Pick out all lines in the listing holding the string "JSON" and copy them.

• • •

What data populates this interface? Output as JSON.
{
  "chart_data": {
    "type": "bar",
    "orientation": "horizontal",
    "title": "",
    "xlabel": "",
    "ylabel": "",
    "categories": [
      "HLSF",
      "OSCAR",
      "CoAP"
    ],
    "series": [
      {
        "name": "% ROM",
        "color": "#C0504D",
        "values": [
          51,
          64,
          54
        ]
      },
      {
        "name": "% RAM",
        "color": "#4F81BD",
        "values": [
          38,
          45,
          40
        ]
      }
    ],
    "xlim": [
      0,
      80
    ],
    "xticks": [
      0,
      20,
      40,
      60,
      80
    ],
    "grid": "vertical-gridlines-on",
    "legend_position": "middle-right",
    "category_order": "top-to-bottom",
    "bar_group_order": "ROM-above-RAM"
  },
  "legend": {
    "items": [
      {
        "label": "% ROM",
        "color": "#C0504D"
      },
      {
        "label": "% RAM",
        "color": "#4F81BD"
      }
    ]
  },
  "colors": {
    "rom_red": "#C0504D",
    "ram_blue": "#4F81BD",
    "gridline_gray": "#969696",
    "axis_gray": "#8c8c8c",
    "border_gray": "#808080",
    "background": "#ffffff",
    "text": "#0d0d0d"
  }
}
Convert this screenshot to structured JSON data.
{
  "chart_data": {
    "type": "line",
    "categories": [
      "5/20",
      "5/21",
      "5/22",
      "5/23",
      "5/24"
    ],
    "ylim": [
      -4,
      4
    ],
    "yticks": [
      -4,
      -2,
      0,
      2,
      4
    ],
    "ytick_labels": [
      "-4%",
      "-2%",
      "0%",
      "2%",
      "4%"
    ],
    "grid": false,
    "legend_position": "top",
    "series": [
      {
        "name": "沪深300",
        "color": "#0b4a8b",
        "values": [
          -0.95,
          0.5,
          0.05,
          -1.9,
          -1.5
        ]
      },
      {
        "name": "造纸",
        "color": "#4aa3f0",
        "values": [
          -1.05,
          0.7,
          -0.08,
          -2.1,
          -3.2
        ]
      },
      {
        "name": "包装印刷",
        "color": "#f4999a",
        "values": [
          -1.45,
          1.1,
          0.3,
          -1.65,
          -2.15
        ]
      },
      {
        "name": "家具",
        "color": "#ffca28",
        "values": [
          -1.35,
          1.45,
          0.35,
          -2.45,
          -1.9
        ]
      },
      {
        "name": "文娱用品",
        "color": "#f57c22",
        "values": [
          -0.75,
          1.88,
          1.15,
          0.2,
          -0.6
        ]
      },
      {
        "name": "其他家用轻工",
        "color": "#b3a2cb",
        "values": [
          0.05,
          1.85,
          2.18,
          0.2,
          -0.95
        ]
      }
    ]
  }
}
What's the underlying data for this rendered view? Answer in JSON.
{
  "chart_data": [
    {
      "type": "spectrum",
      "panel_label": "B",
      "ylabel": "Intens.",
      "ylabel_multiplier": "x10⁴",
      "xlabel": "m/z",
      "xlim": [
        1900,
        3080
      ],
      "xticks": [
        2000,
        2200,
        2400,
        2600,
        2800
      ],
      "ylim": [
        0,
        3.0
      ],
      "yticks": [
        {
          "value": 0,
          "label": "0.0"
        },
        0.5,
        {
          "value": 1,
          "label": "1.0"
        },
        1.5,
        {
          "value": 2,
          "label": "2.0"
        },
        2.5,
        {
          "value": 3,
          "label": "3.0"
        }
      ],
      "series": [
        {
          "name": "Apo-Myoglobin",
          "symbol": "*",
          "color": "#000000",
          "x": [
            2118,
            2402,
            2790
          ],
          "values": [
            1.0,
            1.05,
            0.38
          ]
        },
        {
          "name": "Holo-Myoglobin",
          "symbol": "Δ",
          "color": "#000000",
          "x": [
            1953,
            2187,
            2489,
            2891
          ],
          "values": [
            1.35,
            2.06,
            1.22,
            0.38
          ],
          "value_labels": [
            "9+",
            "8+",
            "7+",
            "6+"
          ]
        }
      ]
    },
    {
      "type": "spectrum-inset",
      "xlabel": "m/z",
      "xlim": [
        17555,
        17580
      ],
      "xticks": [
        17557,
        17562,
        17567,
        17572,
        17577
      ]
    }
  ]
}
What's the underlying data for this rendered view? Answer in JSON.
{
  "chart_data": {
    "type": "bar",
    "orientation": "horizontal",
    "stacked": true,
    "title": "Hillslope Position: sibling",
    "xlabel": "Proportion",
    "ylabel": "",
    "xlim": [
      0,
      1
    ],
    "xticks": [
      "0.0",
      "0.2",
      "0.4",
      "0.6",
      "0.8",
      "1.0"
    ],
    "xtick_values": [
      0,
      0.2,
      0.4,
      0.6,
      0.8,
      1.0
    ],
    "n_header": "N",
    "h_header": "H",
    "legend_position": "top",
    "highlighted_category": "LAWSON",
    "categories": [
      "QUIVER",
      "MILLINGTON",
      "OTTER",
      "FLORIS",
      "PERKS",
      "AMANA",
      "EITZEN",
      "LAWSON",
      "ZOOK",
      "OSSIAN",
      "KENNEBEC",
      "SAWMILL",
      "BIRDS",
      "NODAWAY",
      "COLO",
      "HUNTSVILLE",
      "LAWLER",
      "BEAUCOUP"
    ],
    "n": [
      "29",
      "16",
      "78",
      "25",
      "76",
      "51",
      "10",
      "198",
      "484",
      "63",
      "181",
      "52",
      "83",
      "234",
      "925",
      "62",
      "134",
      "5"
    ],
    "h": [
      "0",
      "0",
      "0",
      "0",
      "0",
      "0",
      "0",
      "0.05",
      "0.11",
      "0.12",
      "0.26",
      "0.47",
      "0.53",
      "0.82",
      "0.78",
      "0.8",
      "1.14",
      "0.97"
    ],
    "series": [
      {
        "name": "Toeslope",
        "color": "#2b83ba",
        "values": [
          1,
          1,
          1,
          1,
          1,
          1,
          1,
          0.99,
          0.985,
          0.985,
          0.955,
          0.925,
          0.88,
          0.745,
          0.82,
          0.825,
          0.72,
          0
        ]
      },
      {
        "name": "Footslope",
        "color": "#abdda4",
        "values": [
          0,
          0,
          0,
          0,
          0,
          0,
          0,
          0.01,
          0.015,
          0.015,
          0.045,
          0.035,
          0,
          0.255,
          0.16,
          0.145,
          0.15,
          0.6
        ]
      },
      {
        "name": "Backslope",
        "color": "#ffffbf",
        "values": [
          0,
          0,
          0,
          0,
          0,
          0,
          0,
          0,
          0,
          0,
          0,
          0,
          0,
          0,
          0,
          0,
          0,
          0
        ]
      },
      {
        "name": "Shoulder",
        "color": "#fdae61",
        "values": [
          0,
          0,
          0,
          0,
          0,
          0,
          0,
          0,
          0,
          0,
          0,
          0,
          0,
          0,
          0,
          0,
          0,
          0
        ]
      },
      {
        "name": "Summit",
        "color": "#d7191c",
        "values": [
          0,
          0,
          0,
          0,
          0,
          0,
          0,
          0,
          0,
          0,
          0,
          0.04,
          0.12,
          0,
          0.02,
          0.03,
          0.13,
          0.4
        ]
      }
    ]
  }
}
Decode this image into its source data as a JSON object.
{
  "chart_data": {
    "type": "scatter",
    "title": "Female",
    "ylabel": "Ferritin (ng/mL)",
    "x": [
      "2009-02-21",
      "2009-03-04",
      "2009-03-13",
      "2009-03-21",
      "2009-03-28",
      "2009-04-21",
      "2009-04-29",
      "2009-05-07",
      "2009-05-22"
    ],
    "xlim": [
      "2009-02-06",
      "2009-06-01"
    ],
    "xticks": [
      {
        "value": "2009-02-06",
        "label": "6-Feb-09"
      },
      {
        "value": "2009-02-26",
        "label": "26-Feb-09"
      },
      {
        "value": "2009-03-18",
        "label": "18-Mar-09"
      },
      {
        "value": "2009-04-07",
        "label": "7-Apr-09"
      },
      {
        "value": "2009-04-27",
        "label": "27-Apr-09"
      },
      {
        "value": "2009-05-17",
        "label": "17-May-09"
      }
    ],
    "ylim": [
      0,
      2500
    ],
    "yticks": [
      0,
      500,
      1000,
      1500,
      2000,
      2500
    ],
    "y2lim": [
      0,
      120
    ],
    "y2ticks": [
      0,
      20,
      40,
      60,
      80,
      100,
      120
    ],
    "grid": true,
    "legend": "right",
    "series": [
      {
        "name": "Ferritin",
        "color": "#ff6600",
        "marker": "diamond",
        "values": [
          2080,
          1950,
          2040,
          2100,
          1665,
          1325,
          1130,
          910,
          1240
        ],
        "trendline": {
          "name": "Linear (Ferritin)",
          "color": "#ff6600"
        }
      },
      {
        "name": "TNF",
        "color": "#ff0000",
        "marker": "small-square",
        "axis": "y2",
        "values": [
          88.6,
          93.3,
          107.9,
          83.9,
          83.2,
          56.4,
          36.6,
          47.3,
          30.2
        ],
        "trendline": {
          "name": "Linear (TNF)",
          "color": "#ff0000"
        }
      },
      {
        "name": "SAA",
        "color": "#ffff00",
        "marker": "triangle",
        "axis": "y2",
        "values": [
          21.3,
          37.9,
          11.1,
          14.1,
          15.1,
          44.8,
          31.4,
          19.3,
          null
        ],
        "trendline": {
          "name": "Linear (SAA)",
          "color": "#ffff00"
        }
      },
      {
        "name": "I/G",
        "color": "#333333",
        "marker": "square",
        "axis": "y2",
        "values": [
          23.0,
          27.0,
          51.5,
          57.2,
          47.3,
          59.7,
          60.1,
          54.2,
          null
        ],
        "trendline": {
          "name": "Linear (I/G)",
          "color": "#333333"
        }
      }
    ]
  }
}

• • •

• [Result for this task]:
What data populates this interface? Output as JSON.
Convert this screenshot to structured JSON data.
What's the underlying data for this rendered view? Answer in JSON.
What's the underlying data for this rendered view? Answer in JSON.
Decode this image into its source data as a JSON object.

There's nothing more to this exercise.